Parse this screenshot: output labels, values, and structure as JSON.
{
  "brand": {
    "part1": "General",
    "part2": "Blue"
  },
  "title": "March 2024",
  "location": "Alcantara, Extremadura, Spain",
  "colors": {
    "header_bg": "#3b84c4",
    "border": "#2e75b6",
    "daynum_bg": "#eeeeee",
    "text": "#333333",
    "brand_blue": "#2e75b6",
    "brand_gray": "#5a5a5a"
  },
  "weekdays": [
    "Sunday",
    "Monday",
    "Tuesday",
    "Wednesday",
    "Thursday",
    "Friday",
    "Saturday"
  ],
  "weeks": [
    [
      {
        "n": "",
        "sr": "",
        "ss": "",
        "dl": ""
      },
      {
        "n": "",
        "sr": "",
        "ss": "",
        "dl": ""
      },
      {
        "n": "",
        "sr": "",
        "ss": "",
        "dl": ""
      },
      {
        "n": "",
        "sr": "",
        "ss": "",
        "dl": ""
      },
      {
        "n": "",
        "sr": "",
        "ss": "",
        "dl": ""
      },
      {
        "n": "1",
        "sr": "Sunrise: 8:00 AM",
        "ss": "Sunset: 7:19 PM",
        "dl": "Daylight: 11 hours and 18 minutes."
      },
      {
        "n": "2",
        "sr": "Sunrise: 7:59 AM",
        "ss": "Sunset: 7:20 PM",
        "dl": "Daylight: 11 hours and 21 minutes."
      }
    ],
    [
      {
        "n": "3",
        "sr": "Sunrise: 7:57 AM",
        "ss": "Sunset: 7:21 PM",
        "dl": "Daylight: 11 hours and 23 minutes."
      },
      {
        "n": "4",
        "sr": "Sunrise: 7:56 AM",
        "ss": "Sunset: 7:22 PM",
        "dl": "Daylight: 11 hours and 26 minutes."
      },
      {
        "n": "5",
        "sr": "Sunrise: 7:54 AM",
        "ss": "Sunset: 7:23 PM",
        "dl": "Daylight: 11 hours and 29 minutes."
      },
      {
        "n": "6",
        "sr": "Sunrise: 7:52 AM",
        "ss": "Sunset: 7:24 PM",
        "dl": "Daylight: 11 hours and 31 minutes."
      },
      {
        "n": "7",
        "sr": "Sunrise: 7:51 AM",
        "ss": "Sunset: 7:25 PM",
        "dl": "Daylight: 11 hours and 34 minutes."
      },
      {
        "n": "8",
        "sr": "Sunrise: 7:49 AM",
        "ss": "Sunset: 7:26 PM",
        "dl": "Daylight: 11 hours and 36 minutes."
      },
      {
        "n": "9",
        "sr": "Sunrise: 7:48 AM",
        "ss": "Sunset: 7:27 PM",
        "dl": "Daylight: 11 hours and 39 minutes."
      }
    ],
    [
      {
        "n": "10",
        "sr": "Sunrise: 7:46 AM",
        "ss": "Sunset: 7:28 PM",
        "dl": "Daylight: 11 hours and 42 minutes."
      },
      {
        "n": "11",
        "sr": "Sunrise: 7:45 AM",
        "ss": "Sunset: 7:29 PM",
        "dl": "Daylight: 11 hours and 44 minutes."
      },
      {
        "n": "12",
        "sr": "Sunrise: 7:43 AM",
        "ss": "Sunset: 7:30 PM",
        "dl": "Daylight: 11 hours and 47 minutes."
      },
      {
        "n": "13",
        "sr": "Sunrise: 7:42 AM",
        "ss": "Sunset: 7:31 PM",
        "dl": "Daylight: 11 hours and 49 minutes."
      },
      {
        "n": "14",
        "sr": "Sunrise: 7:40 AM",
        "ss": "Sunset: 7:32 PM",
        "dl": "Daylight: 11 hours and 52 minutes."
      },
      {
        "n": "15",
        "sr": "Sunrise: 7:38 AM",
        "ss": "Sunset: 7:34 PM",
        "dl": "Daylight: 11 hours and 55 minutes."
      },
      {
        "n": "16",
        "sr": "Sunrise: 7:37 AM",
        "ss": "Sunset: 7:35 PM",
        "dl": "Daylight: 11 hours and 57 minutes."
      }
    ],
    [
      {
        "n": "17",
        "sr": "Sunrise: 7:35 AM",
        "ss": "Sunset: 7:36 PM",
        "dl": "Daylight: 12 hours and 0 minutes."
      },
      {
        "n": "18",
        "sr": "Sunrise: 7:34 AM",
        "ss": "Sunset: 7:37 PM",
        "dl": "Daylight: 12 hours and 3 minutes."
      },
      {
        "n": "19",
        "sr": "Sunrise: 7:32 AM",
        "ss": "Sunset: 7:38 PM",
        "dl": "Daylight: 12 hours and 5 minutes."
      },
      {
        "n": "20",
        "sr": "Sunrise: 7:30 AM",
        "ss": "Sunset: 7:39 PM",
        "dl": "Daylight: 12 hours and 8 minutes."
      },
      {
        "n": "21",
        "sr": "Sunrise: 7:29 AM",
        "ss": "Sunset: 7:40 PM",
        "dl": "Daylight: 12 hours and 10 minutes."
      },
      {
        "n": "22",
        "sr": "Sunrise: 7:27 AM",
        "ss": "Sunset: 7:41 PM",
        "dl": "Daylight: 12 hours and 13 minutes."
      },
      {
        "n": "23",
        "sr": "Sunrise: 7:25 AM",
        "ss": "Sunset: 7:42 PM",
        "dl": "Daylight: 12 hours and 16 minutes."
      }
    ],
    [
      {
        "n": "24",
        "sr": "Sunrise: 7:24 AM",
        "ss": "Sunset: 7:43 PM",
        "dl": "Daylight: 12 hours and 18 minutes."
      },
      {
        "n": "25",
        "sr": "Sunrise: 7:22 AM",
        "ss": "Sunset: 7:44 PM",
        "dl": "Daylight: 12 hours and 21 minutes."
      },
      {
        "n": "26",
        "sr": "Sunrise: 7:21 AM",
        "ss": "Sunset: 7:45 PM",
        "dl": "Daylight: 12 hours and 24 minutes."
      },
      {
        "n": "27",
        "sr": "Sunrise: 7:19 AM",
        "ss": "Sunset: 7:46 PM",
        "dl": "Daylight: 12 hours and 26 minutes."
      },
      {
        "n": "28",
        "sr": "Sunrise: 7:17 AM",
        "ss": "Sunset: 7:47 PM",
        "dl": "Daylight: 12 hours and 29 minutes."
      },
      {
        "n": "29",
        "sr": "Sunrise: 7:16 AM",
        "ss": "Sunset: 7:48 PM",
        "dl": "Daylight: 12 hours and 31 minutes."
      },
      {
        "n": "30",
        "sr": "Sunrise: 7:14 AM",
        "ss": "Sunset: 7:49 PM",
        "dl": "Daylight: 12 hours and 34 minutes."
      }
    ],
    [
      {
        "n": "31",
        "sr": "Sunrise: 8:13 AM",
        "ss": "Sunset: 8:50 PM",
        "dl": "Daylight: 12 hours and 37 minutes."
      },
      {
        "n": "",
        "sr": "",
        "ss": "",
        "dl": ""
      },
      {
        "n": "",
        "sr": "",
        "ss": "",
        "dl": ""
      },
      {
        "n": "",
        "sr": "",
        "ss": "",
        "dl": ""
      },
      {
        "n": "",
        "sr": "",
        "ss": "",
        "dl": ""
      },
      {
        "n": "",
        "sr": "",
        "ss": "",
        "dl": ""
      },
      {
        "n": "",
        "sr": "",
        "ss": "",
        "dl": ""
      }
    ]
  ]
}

— STATED GOAL —
Copy out all of the records shown above exactly.

— RESULT OF THE TASK —
Parse this screenshot: output labels, values, and structure as JSON.
{
  "brand": {
    "part1": "General",
    "part2": "Blue"
  },
  "title": "March 2024",
  "location": "Alcantara, Extremadura, Spain",
  "colors": {
    "header_bg": "#3b84c4",
    "border": "#2e75b6",
    "daynum_bg": "#eeeeee",
    "text": "#333333",
    "brand_blue": "#2e75b6",
    "brand_gray": "#5a5a5a"
  },
  "weekdays": [
    "Sunday",
    "Monday",
    "Tuesday",
    "Wednesday",
    "Thursday",
    "Friday",
    "Saturday"
  ],
  "weeks": [
    [
      {
        "n": "",
        "sr": "",
        "ss": "",
        "dl": ""
      },
      {
        "n": "",
        "sr": "",
        "ss": "",
        "dl": ""
      },
      {
        "n": "",
        "sr": "",
        "ss": "",
        "dl": ""
      },
      {
        "n": "",
        "sr": "",
        "ss": "",
        "dl": ""
      },
      {
        "n": "",
        "sr": "",
        "ss": "",
        "dl": ""
      },
      {
        "n": "1",
        "sr": "Sunrise: 8:00 AM",
        "ss": "Sunset: 7:19 PM",
        "dl": "Daylight: 11 hours and 18 minutes."
      },
      {
        "n": "2",
        "sr": "Sunrise: 7:59 AM",
        "ss": "Sunset: 7:20 PM",
        "dl": "Daylight: 11 hours and 21 minutes."
      }
    ],
    [
      {
        "n": "3",
        "sr": "Sunrise: 7:57 AM",
        "ss": "Sunset: 7:21 PM",
        "dl": "Daylight: 11 hours and 23 minutes."
      },
      {
        "n": "4",
        "sr": "Sunrise: 7:56 AM",
        "ss": "Sunset: 7:22 PM",
        "dl": "Daylight: 11 hours and 26 minutes."
      },
      {
        "n": "5",
        "sr": "Sunrise: 7:54 AM",
        "ss": "Sunset: 7:23 PM",
        "dl": "Daylight: 11 hours and 29 minutes."
      },
      {
        "n": "6",
        "sr": "Sunrise: 7:52 AM",
        "ss": "Sunset: 7:24 PM",
        "dl": "Daylight: 11 hours and 31 minutes."
      },
      {
        "n": "7",
        "sr": "Sunrise: 7:51 AM",
        "ss": "Sunset: 7:25 PM",
        "dl": "Daylight: 11 hours and 34 minutes."
      },
      {
        "n": "8",
        "sr": "Sunrise: 7:49 AM",
        "ss": "Sunset: 7:26 PM",
        "dl": "Daylight: 11 hours and 36 minutes."
      },
      {
        "n": "9",
        "sr": "Sunrise: 7:48 AM",
        "ss": "Sunset: 7:27 PM",
        "dl": "Daylight: 11 hours and 39 minutes."
      }
    ],
    [
      {
        "n": "10",
        "sr": "Sunrise: 7:46 AM",
        "ss": "Sunset: 7:28 PM",
        "dl": "Daylight: 11 hours and 42 minutes."
      },
      {
        "n": "11",
        "sr": "Sunrise: 7:45 AM",
        "ss": "Sunset: 7:29 PM",
        "dl": "Daylight: 11 hours and 44 minutes."
      },
      {
        "n": "12",
        "sr": "Sunrise: 7:43 AM",
        "ss": "Sunset: 7:30 PM",
        "dl": "Daylight: 11 hours and 47 minutes."
      },
      {
        "n": "13",
        "sr": "Sunrise: 7:42 AM",
        "ss": "Sunset: 7:31 PM",
        "dl": "Daylight: 11 hours and 49 minutes."
      },
      {
        "n": "14",
        "sr": "Sunrise: 7:40 AM",
        "ss": "Sunset: 7:32 PM",
        "dl": "Daylight: 11 hours and 52 minutes."
      },
      {
        "n": "15",
        "sr": "Sunrise: 7:38 AM",
        "ss": "Sunset: 7:34 PM",
        "dl": "Daylight: 11 hours and 55 minutes."
      },
      {
        "n": "16",
        "sr": "Sunrise: 7:37 AM",
        "ss": "Sunset: 7:35 PM",
        "dl": "Daylight: 11 hours and 57 minutes."
      }
    ],
    [
      {
        "n": "17",
        "sr": "Sunrise: 7:35 AM",
        "ss": "Sunset: 7:36 PM",
        "dl": "Daylight: 12 hours and 0 minutes."
      },
      {
        "n": "18",
        "sr": "Sunrise: 7:34 AM",
        "ss": "Sunset: 7:37 PM",
        "dl": "Daylight: 12 hours and 3 minutes."
      },
      {
        "n": "19",
        "sr": "Sunrise: 7:32 AM",
        "ss": "Sunset: 7:38 PM",
        "dl": "Daylight: 12 hours and 5 minutes."
      },
      {
        "n": "20",
        "sr": "Sunrise: 7:30 AM",
        "ss": "Sunset: 7:39 PM",
        "dl": "Daylight: 12 hours and 8 minutes."
      },
      {
        "n": "21",
        "sr": "Sunrise: 7:29 AM",
        "ss": "Sunset: 7:40 PM",
        "dl": "Daylight: 12 hours and 10 minutes."
      },
      {
        "n": "22",
        "sr": "Sunrise: 7:27 AM",
        "ss": "Sunset: 7:41 PM",
        "dl": "Daylight: 12 hours and 13 minutes."
      },
      {
        "n": "23",
        "sr": "Sunrise: 7:25 AM",
        "ss": "Sunset: 7:42 PM",
        "dl": "Daylight: 12 hours and 16 minutes."
      }
    ],
    [
      {
        "n": "24",
        "sr": "Sunrise: 7:24 AM",
        "ss": "Sunset: 7:43 PM",
        "dl": "Daylight: 12 hours and 18 minutes."
      },
      {
        "n": "25",
        "sr": "Sunrise: 7:22 AM",
        "ss": "Sunset: 7:44 PM",
        "dl": "Daylight: 12 hours and 21 minutes."
      },
      {
        "n": "26",
        "sr": "Sunrise: 7:21 AM",
        "ss": "Sunset: 7:45 PM",
        "dl": "Daylight: 12 hours and 24 minutes."
      },
      {
        "n": "27",
        "sr": "Sunrise: 7:19 AM",
        "ss": "Sunset: 7:46 PM",
        "dl": "Daylight: 12 hours and 26 minutes."
      },
      {
        "n": "28",
        "sr": "Sunrise: 7:17 AM",
        "ss": "Sunset: 7:47 PM",
        "dl": "Daylight: 12 hours and 29 minutes."
      },
      {
        "n": "29",
        "sr": "Sunrise: 7:16 AM",
        "ss": "Sunset: 7:48 PM",
        "dl": "Daylight: 12 hours and 31 minutes."
      },
      {
        "n": "30",
        "sr": "Sunrise: 7:14 AM",
        "ss": "Sunset: 7:49 PM",
        "dl": "Daylight: 12 hours and 34 minutes."
      }
    ],
    [
      {
        "n": "31",
        "sr": "Sunrise: 8:13 AM",
        "ss": "Sunset: 8:50 PM",
        "dl": "Daylight: 12 hours and 37 minutes."
      },
      {
        "n": "",
        "sr": "",
        "ss": "",
        "dl": ""
      },
      {
        "n": "",
        "sr": "",
        "ss": "",
        "dl": ""
      },
      {
        "n": "",
        "sr": "",
        "ss": "",
        "dl": ""
      },
      {
        "n": "",
        "sr": "",
        "ss": "",
        "dl": ""
      },
      {
        "n": "",
        "sr": "",
        "ss": "",
        "dl": ""
      },
      {
        "n": "",
        "sr": "",
        "ss": "",
        "dl": ""
      }
    ]
  ]
}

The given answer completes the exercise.